### Request
Write out the data below in full. Keep it exact.

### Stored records
↓↓↓

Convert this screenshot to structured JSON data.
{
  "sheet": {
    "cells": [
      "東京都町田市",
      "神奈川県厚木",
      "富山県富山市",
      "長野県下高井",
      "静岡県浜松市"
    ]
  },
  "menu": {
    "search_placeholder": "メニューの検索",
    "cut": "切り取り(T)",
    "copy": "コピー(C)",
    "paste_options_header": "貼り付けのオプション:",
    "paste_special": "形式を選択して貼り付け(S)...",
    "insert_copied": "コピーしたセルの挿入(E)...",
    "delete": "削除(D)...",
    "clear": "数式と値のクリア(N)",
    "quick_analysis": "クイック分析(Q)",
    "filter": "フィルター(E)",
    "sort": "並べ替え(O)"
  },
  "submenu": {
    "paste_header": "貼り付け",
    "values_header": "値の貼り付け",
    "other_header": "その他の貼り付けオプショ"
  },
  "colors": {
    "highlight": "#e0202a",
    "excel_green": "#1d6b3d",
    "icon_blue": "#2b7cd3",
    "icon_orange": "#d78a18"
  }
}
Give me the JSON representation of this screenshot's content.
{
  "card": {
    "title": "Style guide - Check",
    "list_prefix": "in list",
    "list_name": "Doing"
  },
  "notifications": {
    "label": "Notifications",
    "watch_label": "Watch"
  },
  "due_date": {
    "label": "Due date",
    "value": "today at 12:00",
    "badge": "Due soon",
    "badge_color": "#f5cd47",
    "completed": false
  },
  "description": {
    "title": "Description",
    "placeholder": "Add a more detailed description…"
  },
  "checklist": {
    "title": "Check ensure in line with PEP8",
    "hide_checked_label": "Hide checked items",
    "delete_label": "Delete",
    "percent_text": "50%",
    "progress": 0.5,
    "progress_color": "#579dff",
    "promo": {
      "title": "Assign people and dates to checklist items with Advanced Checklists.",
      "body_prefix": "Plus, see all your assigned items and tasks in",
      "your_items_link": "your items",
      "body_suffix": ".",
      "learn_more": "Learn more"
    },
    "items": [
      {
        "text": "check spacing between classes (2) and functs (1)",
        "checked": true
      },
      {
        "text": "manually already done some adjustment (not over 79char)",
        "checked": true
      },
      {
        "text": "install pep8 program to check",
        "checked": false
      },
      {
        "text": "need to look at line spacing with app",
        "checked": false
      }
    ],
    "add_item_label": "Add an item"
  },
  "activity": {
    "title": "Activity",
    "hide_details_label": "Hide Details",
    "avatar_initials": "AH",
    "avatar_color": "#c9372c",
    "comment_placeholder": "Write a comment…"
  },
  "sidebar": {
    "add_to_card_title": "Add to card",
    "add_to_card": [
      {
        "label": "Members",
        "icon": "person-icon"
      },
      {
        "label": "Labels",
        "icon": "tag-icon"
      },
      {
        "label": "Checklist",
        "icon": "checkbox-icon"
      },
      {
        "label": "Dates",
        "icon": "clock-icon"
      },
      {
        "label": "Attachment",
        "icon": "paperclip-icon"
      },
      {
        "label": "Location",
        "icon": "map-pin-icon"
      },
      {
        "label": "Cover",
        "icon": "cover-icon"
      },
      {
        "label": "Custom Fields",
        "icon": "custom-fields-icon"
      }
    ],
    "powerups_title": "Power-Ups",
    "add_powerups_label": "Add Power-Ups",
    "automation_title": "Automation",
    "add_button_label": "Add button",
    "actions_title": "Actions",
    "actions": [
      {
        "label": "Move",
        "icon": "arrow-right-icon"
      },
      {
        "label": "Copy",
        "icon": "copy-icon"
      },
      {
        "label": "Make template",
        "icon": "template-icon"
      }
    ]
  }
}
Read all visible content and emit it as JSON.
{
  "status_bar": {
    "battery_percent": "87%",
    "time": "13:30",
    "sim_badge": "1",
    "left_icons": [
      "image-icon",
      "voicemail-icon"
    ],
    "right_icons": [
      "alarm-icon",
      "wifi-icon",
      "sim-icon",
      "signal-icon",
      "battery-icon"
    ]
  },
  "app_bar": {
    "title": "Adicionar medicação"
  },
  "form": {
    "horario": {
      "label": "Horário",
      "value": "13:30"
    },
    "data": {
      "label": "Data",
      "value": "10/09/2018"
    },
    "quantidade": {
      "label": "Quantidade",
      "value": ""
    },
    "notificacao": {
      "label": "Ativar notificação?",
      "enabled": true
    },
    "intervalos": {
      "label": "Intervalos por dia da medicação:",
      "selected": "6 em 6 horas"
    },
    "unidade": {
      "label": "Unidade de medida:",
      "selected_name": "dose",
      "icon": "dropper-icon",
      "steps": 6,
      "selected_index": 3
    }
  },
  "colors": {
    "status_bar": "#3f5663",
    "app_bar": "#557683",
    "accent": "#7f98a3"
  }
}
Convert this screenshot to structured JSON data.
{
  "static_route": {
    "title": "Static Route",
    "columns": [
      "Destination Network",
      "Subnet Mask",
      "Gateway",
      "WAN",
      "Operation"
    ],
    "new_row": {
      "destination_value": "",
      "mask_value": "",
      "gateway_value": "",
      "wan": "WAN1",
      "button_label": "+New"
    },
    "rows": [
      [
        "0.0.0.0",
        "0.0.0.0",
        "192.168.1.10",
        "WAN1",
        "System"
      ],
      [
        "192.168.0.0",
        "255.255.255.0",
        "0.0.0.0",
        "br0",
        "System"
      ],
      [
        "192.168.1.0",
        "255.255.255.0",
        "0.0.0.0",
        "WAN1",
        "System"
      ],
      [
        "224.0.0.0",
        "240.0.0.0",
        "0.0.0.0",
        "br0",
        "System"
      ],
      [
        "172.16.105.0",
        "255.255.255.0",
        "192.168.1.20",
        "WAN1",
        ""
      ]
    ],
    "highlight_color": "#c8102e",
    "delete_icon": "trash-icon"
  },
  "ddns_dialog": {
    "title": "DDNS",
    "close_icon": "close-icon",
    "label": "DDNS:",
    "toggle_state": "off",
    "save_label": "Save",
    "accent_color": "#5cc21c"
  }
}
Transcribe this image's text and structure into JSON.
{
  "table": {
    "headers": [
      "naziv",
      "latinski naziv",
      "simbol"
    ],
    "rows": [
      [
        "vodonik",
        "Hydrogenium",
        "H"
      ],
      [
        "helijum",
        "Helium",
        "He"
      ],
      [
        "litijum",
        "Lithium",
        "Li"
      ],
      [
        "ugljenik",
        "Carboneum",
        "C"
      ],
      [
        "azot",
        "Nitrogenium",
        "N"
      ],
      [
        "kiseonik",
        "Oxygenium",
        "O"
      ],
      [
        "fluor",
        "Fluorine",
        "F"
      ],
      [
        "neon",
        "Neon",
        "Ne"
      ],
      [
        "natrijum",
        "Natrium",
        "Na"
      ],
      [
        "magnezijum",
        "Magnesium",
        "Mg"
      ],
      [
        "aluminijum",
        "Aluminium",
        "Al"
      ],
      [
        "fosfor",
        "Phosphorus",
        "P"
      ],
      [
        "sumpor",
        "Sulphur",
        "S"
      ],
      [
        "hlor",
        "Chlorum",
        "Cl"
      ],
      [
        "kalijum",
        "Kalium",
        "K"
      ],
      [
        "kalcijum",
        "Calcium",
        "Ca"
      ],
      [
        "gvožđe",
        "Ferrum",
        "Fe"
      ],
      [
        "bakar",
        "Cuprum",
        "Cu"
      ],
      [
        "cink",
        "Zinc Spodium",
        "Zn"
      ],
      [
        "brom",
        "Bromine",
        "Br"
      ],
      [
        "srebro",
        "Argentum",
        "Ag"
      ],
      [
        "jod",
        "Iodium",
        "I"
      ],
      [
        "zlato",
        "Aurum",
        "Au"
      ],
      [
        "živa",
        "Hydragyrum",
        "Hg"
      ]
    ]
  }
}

↑↑↑

### Complete output
Convert this screenshot to structured JSON data.
{
  "sheet": {
    "cells": [
      "東京都町田市",
      "神奈川県厚木",
      "富山県富山市",
      "長野県下高井",
      "静岡県浜松市"
    ]
  },
  "menu": {
    "search_placeholder": "メニューの検索",
    "cut": "切り取り(T)",
    "copy": "コピー(C)",
    "paste_options_header": "貼り付けのオプション:",
    "paste_special": "形式を選択して貼り付け(S)...",
    "insert_copied": "コピーしたセルの挿入(E)...",
    "delete": "削除(D)...",
    "clear": "数式と値のクリア(N)",
    "quick_analysis": "クイック分析(Q)",
    "filter": "フィルター(E)",
    "sort": "並べ替え(O)"
  },
  "submenu": {
    "paste_header": "貼り付け",
    "values_header": "値の貼り付け",
    "other_header": "その他の貼り付けオプショ"
  },
  "colors": {
    "highlight": "#e0202a",
    "excel_green": "#1d6b3d",
    "icon_blue": "#2b7cd3",
    "icon_orange": "#d78a18"
  }
}
Give me the JSON representation of this screenshot's content.
{
  "card": {
    "title": "Style guide - Check",
    "list_prefix": "in list",
    "list_name": "Doing"
  },
  "notifications": {
    "label": "Notifications",
    "watch_label": "Watch"
  },
  "due_date": {
    "label": "Due date",
    "value": "today at 12:00",
    "badge": "Due soon",
    "badge_color": "#f5cd47",
    "completed": false
  },
  "description": {
    "title": "Description",
    "placeholder": "Add a more detailed description…"
  },
  "checklist": {
    "title": "Check ensure in line with PEP8",
    "hide_checked_label": "Hide checked items",
    "delete_label": "Delete",
    "percent_text": "50%",
    "progress": 0.5,
    "progress_color": "#579dff",
    "promo": {
      "title": "Assign people and dates to checklist items with Advanced Checklists.",
      "body_prefix": "Plus, see all your assigned items and tasks in",
      "your_items_link": "your items",
      "body_suffix": ".",
      "learn_more": "Learn more"
    },
    "items": [
      {
        "text": "check spacing between classes (2) and functs (1)",
        "checked": true
      },
      {
        "text": "manually already done some adjustment (not over 79char)",
        "checked": true
      },
      {
        "text": "install pep8 program to check",
        "checked": false
      },
      {
        "text": "need to look at line spacing with app",
        "checked": false
      }
    ],
    "add_item_label": "Add an item"
  },
  "activity": {
    "title": "Activity",
    "hide_details_label": "Hide Details",
    "avatar_initials": "AH",
    "avatar_color": "#c9372c",
    "comment_placeholder": "Write a comment…"
  },
  "sidebar": {
    "add_to_card_title": "Add to card",
    "add_to_card": [
      {
        "label": "Members",
        "icon": "person-icon"
      },
      {
        "label": "Labels",
        "icon": "tag-icon"
      },
      {
        "label": "Checklist",
        "icon": "checkbox-icon"
      },
      {
        "label": "Dates",
        "icon": "clock-icon"
      },
      {
        "label": "Attachment",
        "icon": "paperclip-icon"
      },
      {
        "label": "Location",
        "icon": "map-pin-icon"
      },
      {
        "label": "Cover",
        "icon": "cover-icon"
      },
      {
        "label": "Custom Fields",
        "icon": "custom-fields-icon"
      }
    ],
    "powerups_title": "Power-Ups",
    "add_powerups_label": "Add Power-Ups",
    "automation_title": "Automation",
    "add_button_label": "Add button",
    "actions_title": "Actions",
    "actions": [
      {
        "label": "Move",
        "icon": "arrow-right-icon"
      },
      {
        "label": "Copy",
        "icon": "copy-icon"
      },
      {
        "label": "Make template",
        "icon": "template-icon"
      }
    ]
  }
}
Read all visible content and emit it as JSON.
{
  "status_bar": {
    "battery_percent": "87%",
    "time": "13:30",
    "sim_badge": "1",
    "left_icons": [
      "image-icon",
      "voicemail-icon"
    ],
    "right_icons": [
      "alarm-icon",
      "wifi-icon",
      "sim-icon",
      "signal-icon",
      "battery-icon"
    ]
  },
  "app_bar": {
    "title": "Adicionar medicação"
  },
  "form": {
    "horario": {
      "label": "Horário",
      "value": "13:30"
    },
    "data": {
      "label": "Data",
      "value": "10/09/2018"
    },
    "quantidade": {
      "label": "Quantidade",
      "value": ""
    },
    "notificacao": {
      "label": "Ativar notificação?",
      "enabled": true
    },
    "intervalos": {
      "label": "Intervalos por dia da medicação:",
      "selected": "6 em 6 horas"
    },
    "unidade": {
      "label": "Unidade de medida:",
      "selected_name": "dose",
      "icon": "dropper-icon",
      "steps": 6,
      "selected_index": 3
    }
  },
  "colors": {
    "status_bar": "#3f5663",
    "app_bar": "#557683",
    "accent": "#7f98a3"
  }
}
Convert this screenshot to structured JSON data.
{
  "static_route": {
    "title": "Static Route",
    "columns": [
      "Destination Network",
      "Subnet Mask",
      "Gateway",
      "WAN",
      "Operation"
    ],
    "new_row": {
      "destination_value": "",
      "mask_value": "",
      "gateway_value": "",
      "wan": "WAN1",
      "button_label": "+New"
    },
    "rows": [
      [
        "0.0.0.0",
        "0.0.0.0",
        "192.168.1.10",
        "WAN1",
        "System"
      ],
      [
        "192.168.0.0",
        "255.255.255.0",
        "0.0.0.0",
        "br0",
        "System"
      ],
      [
        "192.168.1.0",
        "255.255.255.0",
        "0.0.0.0",
        "WAN1",
        "System"
      ],
      [
        "224.0.0.0",
        "240.0.0.0",
        "0.0.0.0",
        "br0",
        "System"
      ],
      [
        "172.16.105.0",
        "255.255.255.0",
        "192.168.1.20",
        "WAN1",
        ""
      ]
    ],
    "highlight_color": "#c8102e",
    "delete_icon": "trash-icon"
  },
  "ddns_dialog": {
    "title": "DDNS",
    "close_icon": "close-icon",
    "label": "DDNS:",
    "toggle_state": "off",
    "save_label": "Save",
    "accent_color": "#5cc21c"
  }
}
Transcribe this image's text and structure into JSON.
{
  "table": {
    "headers": [
      "naziv",
      "latinski naziv",
      "simbol"
    ],
    "rows": [
      [
        "vodonik",
        "Hydrogenium",
        "H"
      ],
      [
        "helijum",
        "Helium",
        "He"
      ],
      [
        "litijum",
        "Lithium",
        "Li"
      ],
      [
        "ugljenik",
        "Carboneum",
        "C"
      ],
      [
        "azot",
        "Nitrogenium",
        "N"
      ],
      [
        "kiseonik",
        "Oxygenium",
        "O"
      ],
      [
        "fluor",
        "Fluorine",
        "F"
      ],
      [
        "neon",
        "Neon",
        "Ne"
      ],
      [
        "natrijum",
        "Natrium",
        "Na"
      ],
      [
        "magnezijum",
        "Magnesium",
        "Mg"
      ],
      [
        "aluminijum",
        "Aluminium",
        "Al"
      ],
      [
        "fosfor",
        "Phosphorus",
        "P"
      ],
      [
        "sumpor",
        "Sulphur",
        "S"
      ],
      [
        "hlor",
        "Chlorum",
        "Cl"
      ],
      [
        "kalijum",
        "Kalium",
        "K"
      ],
      [
        "kalcijum",
        "Calcium",
        "Ca"
      ],
      [
        "gvožđe",
        "Ferrum",
        "Fe"
      ],
      [
        "bakar",
        "Cuprum",
        "Cu"
      ],
      [
        "cink",
        "Zinc Spodium",
        "Zn"
      ],
      [
        "brom",
        "Bromine",
        "Br"
      ],
      [
        "srebro",
        "Argentum",
        "Ag"
      ],
      [
        "jod",
        "Iodium",
        "I"
      ],
      [
        "zlato",
        "Aurum",
        "Au"
      ],
      [
        "živa",
        "Hydragyrum",
        "Hg"
      ]
    ]
  }
}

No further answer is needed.